**What the task asks:**
Here are some records; copy every line that holds the word "输入层尺寸".

● ● ●

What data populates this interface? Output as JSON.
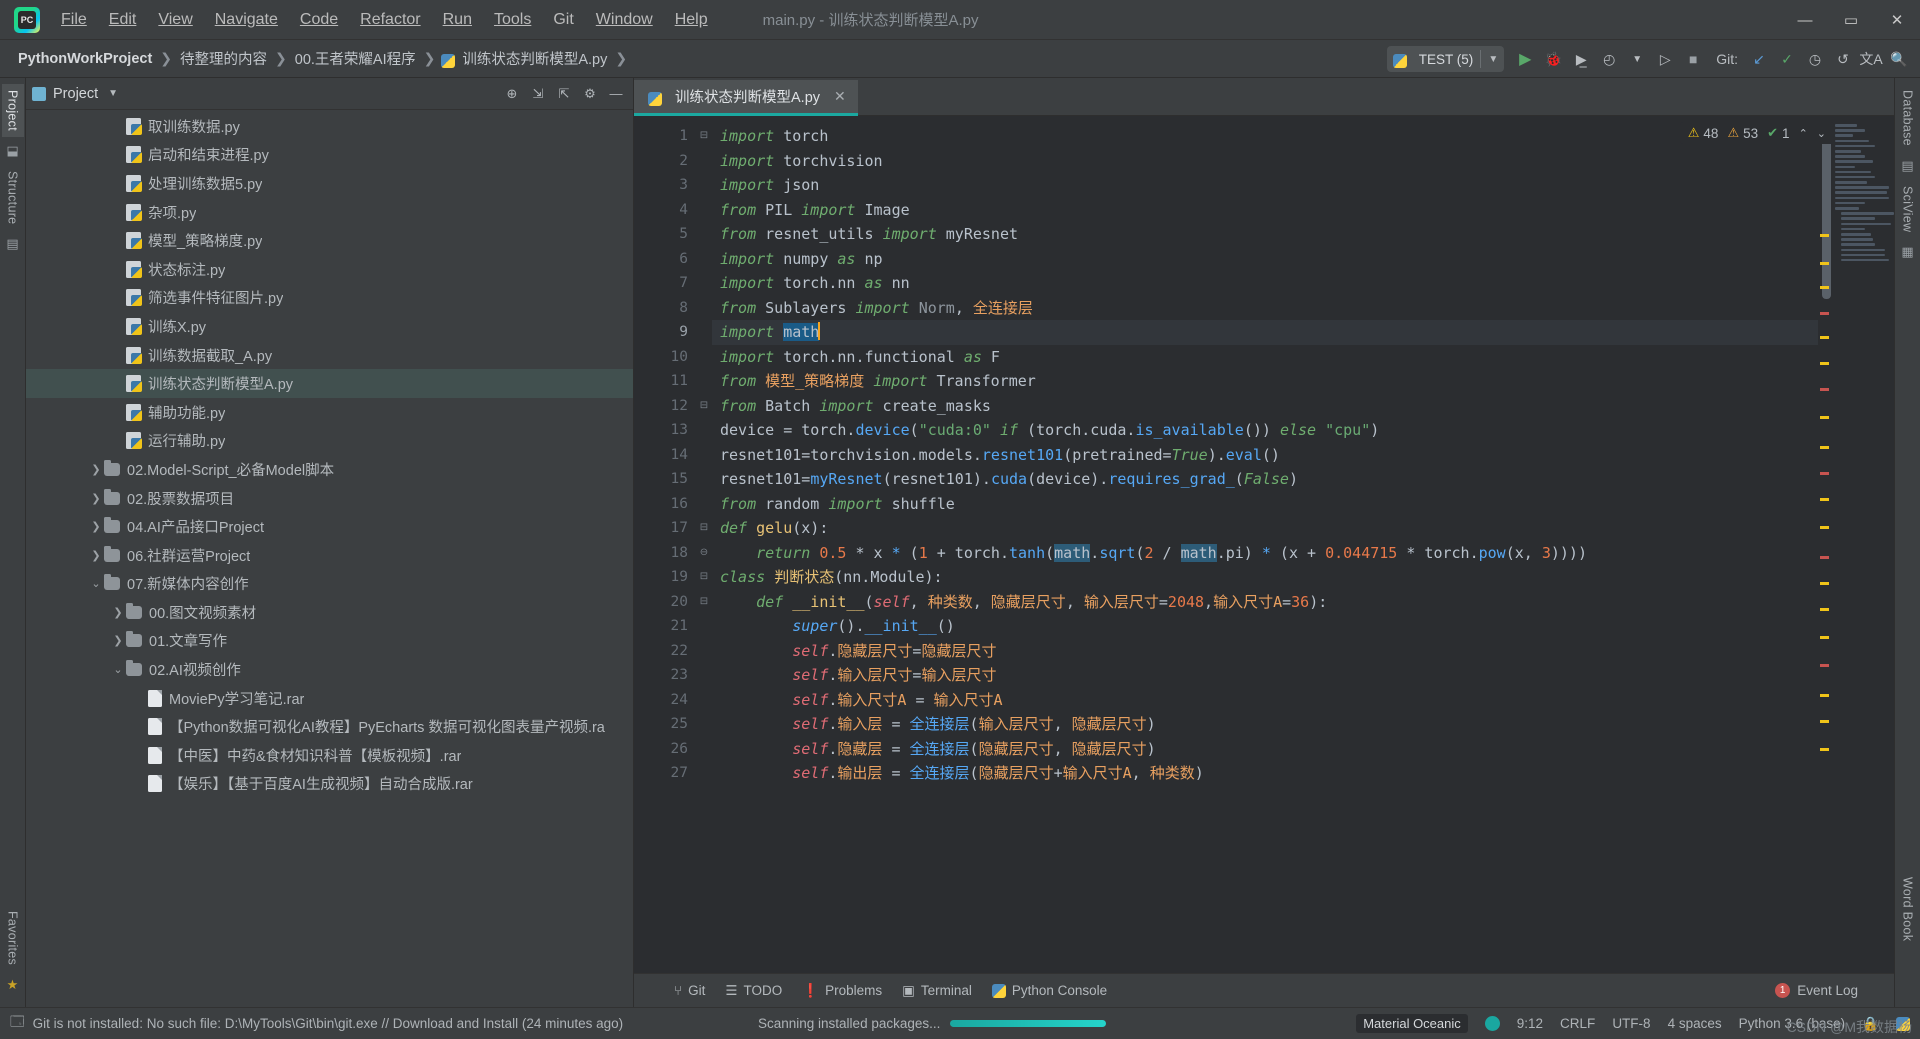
{
  "titlebar": {
    "logo": "pc-logo",
    "menus": [
      "File",
      "Edit",
      "View",
      "Navigate",
      "Code",
      "Refactor",
      "Run",
      "Tools",
      "Git",
      "Window",
      "Help"
    ],
    "window_title": "main.py - 训练状态判断模型A.py",
    "controls": {
      "minimize": "—",
      "maximize": "▭",
      "close": "✕"
    }
  },
  "navbar": {
    "breadcrumbs": [
      "PythonWorkProject",
      "待整理的内容",
      "00.王者荣耀AI程序",
      "训练状态判断模型A.py"
    ],
    "separator": "❯",
    "run_config": "TEST (5)",
    "git_label": "Git:",
    "icons": [
      "run-icon",
      "debug-icon",
      "coverage-icon",
      "profile-icon",
      "rerun-icon",
      "stop-icon",
      "git-update-icon",
      "git-commit-icon",
      "history-icon",
      "undo-icon",
      "translate-icon",
      "search-icon"
    ]
  },
  "left_strip": {
    "tabs": [
      "Project",
      "Structure"
    ],
    "bottom_tabs": [
      "Favorites"
    ]
  },
  "right_strip": {
    "tabs": [
      "Database",
      "SciView",
      "Word Book"
    ]
  },
  "project_panel": {
    "title": "Project",
    "header_icons": [
      "locate-icon",
      "expand-all-icon",
      "collapse-all-icon",
      "settings-icon",
      "hide-icon"
    ],
    "tree": [
      {
        "indent": 2,
        "type": "py",
        "label": "取训练数据.py",
        "selected": false,
        "twist": ""
      },
      {
        "indent": 2,
        "type": "py",
        "label": "启动和结束进程.py",
        "selected": false,
        "twist": ""
      },
      {
        "indent": 2,
        "type": "py",
        "label": "处理训练数据5.py",
        "selected": false,
        "twist": ""
      },
      {
        "indent": 2,
        "type": "py",
        "label": "杂项.py",
        "selected": false,
        "twist": ""
      },
      {
        "indent": 2,
        "type": "py",
        "label": "模型_策略梯度.py",
        "selected": false,
        "twist": ""
      },
      {
        "indent": 2,
        "type": "py",
        "label": "状态标注.py",
        "selected": false,
        "twist": ""
      },
      {
        "indent": 2,
        "type": "py",
        "label": "筛选事件特征图片.py",
        "selected": false,
        "twist": ""
      },
      {
        "indent": 2,
        "type": "py",
        "label": "训练X.py",
        "selected": false,
        "twist": ""
      },
      {
        "indent": 2,
        "type": "py",
        "label": "训练数据截取_A.py",
        "selected": false,
        "twist": ""
      },
      {
        "indent": 2,
        "type": "py",
        "label": "训练状态判断模型A.py",
        "selected": true,
        "twist": ""
      },
      {
        "indent": 2,
        "type": "py",
        "label": "辅助功能.py",
        "selected": false,
        "twist": ""
      },
      {
        "indent": 2,
        "type": "py",
        "label": "运行辅助.py",
        "selected": false,
        "twist": ""
      },
      {
        "indent": 1,
        "type": "folder",
        "label": "02.Model-Script_必备Model脚本",
        "selected": false,
        "twist": "❯"
      },
      {
        "indent": 1,
        "type": "folder",
        "label": "02.股票数据项目",
        "selected": false,
        "twist": "❯"
      },
      {
        "indent": 1,
        "type": "folder",
        "label": "04.AI产品接口Project",
        "selected": false,
        "twist": "❯"
      },
      {
        "indent": 1,
        "type": "folder",
        "label": "06.社群运营Project",
        "selected": false,
        "twist": "❯"
      },
      {
        "indent": 1,
        "type": "folder",
        "label": "07.新媒体内容创作",
        "selected": false,
        "twist": "⌄"
      },
      {
        "indent": 2,
        "type": "folder",
        "label": "00.图文视频素材",
        "selected": false,
        "twist": "❯"
      },
      {
        "indent": 2,
        "type": "folder",
        "label": "01.文章写作",
        "selected": false,
        "twist": "❯"
      },
      {
        "indent": 2,
        "type": "folder",
        "label": "02.AI视频创作",
        "selected": false,
        "twist": "⌄"
      },
      {
        "indent": 3,
        "type": "rar",
        "label": "MoviePy学习笔记.rar",
        "selected": false,
        "twist": ""
      },
      {
        "indent": 3,
        "type": "rar",
        "label": "【Python数据可视化AI教程】PyEcharts 数据可视化图表量产视频.ra",
        "selected": false,
        "twist": ""
      },
      {
        "indent": 3,
        "type": "rar",
        "label": "【中医】中药&食材知识科普【模板视频】.rar",
        "selected": false,
        "twist": ""
      },
      {
        "indent": 3,
        "type": "rar",
        "label": "【娱乐】【基于百度AI生成视频】自动合成版.rar",
        "selected": false,
        "twist": ""
      }
    ]
  },
  "editor": {
    "tab": {
      "label": "训练状态判断模型A.py",
      "close": "✕",
      "icon": "python-file-icon"
    },
    "inspection": {
      "warnings": "48",
      "errors": "53",
      "ok": "1",
      "up": "⌃",
      "down": "⌄"
    },
    "lines": [
      {
        "n": "1",
        "fold": "⊟",
        "text": "import torch"
      },
      {
        "n": "2",
        "fold": "",
        "text": "import torchvision"
      },
      {
        "n": "3",
        "fold": "",
        "text": "import json"
      },
      {
        "n": "4",
        "fold": "",
        "text": "from PIL import Image"
      },
      {
        "n": "5",
        "fold": "",
        "text": "from resnet_utils import myResnet"
      },
      {
        "n": "6",
        "fold": "",
        "text": "import numpy as np"
      },
      {
        "n": "7",
        "fold": "",
        "text": "import torch.nn as nn"
      },
      {
        "n": "8",
        "fold": "",
        "text": "from Sublayers import Norm, 全连接层"
      },
      {
        "n": "9",
        "fold": "",
        "text": "import math"
      },
      {
        "n": "10",
        "fold": "",
        "text": "import torch.nn.functional as F"
      },
      {
        "n": "11",
        "fold": "",
        "text": "from 模型_策略梯度 import Transformer"
      },
      {
        "n": "12",
        "fold": "⊟",
        "text": "from Batch import create_masks"
      },
      {
        "n": "13",
        "fold": "",
        "text": "device = torch.device(\"cuda:0\" if (torch.cuda.is_available()) else \"cpu\")"
      },
      {
        "n": "14",
        "fold": "",
        "text": "resnet101=torchvision.models.resnet101(pretrained=True).eval()"
      },
      {
        "n": "15",
        "fold": "",
        "text": "resnet101=myResnet(resnet101).cuda(device).requires_grad_(False)"
      },
      {
        "n": "16",
        "fold": "",
        "text": "from random import shuffle"
      },
      {
        "n": "17",
        "fold": "⊟",
        "text": "def gelu(x):"
      },
      {
        "n": "18",
        "fold": "⊖",
        "text": "    return 0.5 * x * (1 + torch.tanh(math.sqrt(2 / math.pi) * (x + 0.044715 * torch.pow(x, 3))))"
      },
      {
        "n": "19",
        "fold": "⊟",
        "text": "class 判断状态(nn.Module):"
      },
      {
        "n": "20",
        "fold": "⊟",
        "text": "    def __init__(self, 种类数, 隐藏层尺寸, 输入层尺寸=2048,输入尺寸A=36):"
      },
      {
        "n": "21",
        "fold": "",
        "text": "        super().__init__()"
      },
      {
        "n": "22",
        "fold": "",
        "text": "        self.隐藏层尺寸=隐藏层尺寸"
      },
      {
        "n": "23",
        "fold": "",
        "text": "        self.输入层尺寸=输入层尺寸"
      },
      {
        "n": "24",
        "fold": "",
        "text": "        self.输入尺寸A = 输入尺寸A"
      },
      {
        "n": "25",
        "fold": "",
        "text": "        self.输入层 = 全连接层(输入层尺寸, 隐藏层尺寸)"
      },
      {
        "n": "26",
        "fold": "",
        "text": "        self.隐藏层 = 全连接层(隐藏层尺寸, 隐藏层尺寸)"
      },
      {
        "n": "27",
        "fold": "",
        "text": "        self.输出层 = 全连接层(隐藏层尺寸+输入尺寸A, 种类数)"
      }
    ],
    "current_line": "9",
    "selected_token": "math"
  },
  "tool_window_bar": {
    "buttons": [
      {
        "icon": "git-branch-icon",
        "label": "Git"
      },
      {
        "icon": "todo-list-icon",
        "label": "TODO"
      },
      {
        "icon": "problems-icon",
        "label": "Problems"
      },
      {
        "icon": "terminal-icon",
        "label": "Terminal"
      },
      {
        "icon": "python-console-icon",
        "label": "Python Console"
      }
    ],
    "event_log": {
      "count": "1",
      "label": "Event Log"
    }
  },
  "statusbar": {
    "message": "Git is not installed: No such file: D:\\MyTools\\Git\\bin\\git.exe // Download and Install (24 minutes ago)",
    "progress_text": "Scanning installed packages...",
    "progress_percent": 100,
    "theme": "Material Oceanic",
    "position": "9:12",
    "line_sep": "CRLF",
    "encoding": "UTF-8",
    "indent": "4 spaces",
    "interpreter": "Python 3.6 (base)",
    "watermark": "CSDN @M我数据杨"
  },
  "colors": {
    "accent_teal": "#1ba8a0",
    "selection_blue": "#1a5b87",
    "highlight_blue": "#2d5c78",
    "warning": "#f0c419",
    "error": "#c75450",
    "ok_green": "#59a869",
    "panel_bg": "#3c3f41",
    "editor_bg": "#2b2d30"
  }
}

● ● ●

**Exercise solution:**
        "text": "    def __init__(self, 种类数, 隐藏层尺寸, 输入层尺寸=2048,输入尺寸A=36):"
        "text": "        self.输入层尺寸=输入层尺寸"
        "text": "        self.输入层 = 全连接层(输入层尺寸, 隐藏层尺寸)"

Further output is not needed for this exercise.